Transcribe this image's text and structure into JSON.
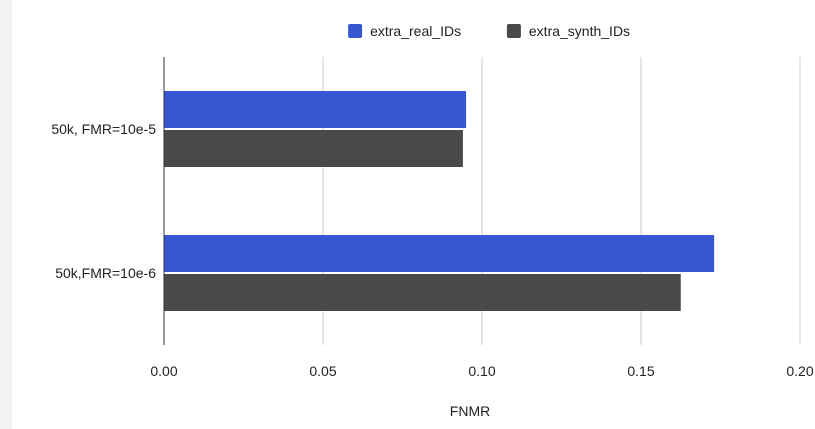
{
  "chart_data": {
    "type": "bar",
    "orientation": "horizontal",
    "categories": [
      "50k, FMR=10e-5",
      "50k,FMR=10e-6"
    ],
    "series": [
      {
        "name": "extra_real_IDs",
        "values": [
          0.095,
          0.173
        ],
        "color": "#3657cf"
      },
      {
        "name": "extra_synth_IDs",
        "values": [
          0.094,
          0.1625
        ],
        "color": "#4a4a4a"
      }
    ],
    "title": "",
    "xlabel": "FNMR",
    "ylabel": "",
    "xlim": [
      0,
      0.2
    ],
    "xticks": [
      "0.00",
      "0.05",
      "0.10",
      "0.15",
      "0.20"
    ],
    "grid": true,
    "legend_position": "top"
  }
}
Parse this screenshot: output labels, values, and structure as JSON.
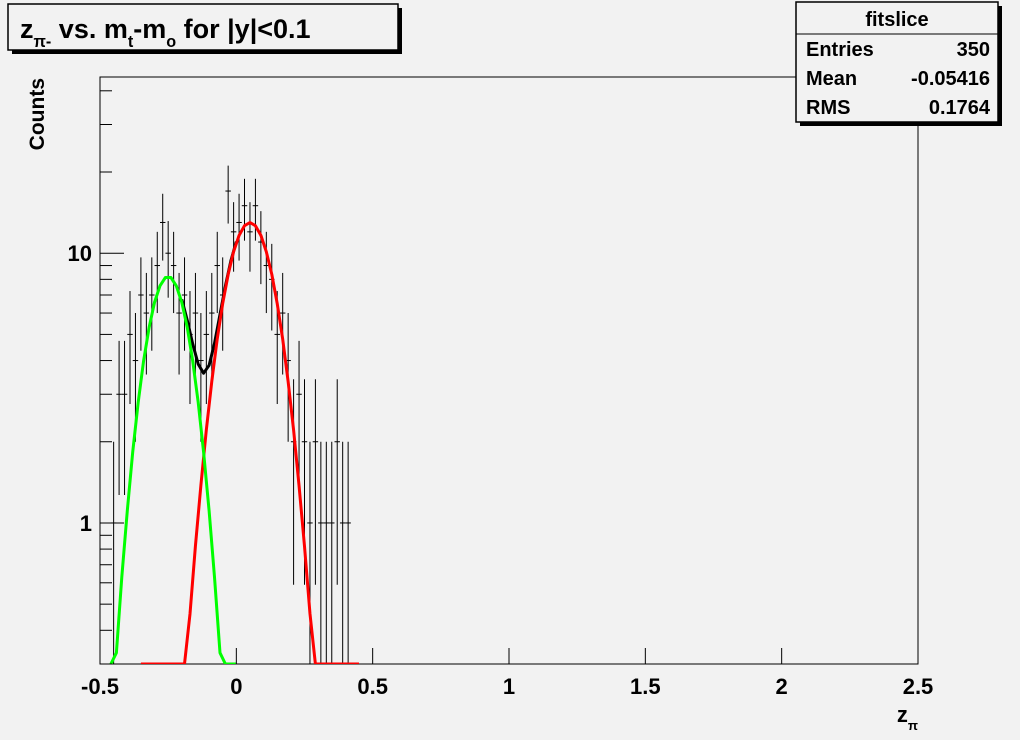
+===+
**Description of the task**
Print every record above exactly as written, leaving out the pictures.

**Finished answer**
Transcribe this image's text and structure into JSON.
{
  "chart_data": {
    "type": "bar",
    "orientation": "horizontal",
    "categories": [
      "50k, FMR=10e-5",
      "50k,FMR=10e-6"
    ],
    "series": [
      {
        "name": "extra_real_IDs",
        "values": [
          0.095,
          0.173
        ],
        "color": "#3657cf"
      },
      {
        "name": "extra_synth_IDs",
        "values": [
          0.094,
          0.1625
        ],
        "color": "#4a4a4a"
      }
    ],
    "title": "",
    "xlabel": "FNMR",
    "ylabel": "",
    "xlim": [
      0,
      0.2
    ],
    "xticks": [
      "0.00",
      "0.05",
      "0.10",
      "0.15",
      "0.20"
    ],
    "grid": true,
    "legend_position": "top"
  }
}
Parse this screenshot: output labels, values, and structure as JSON.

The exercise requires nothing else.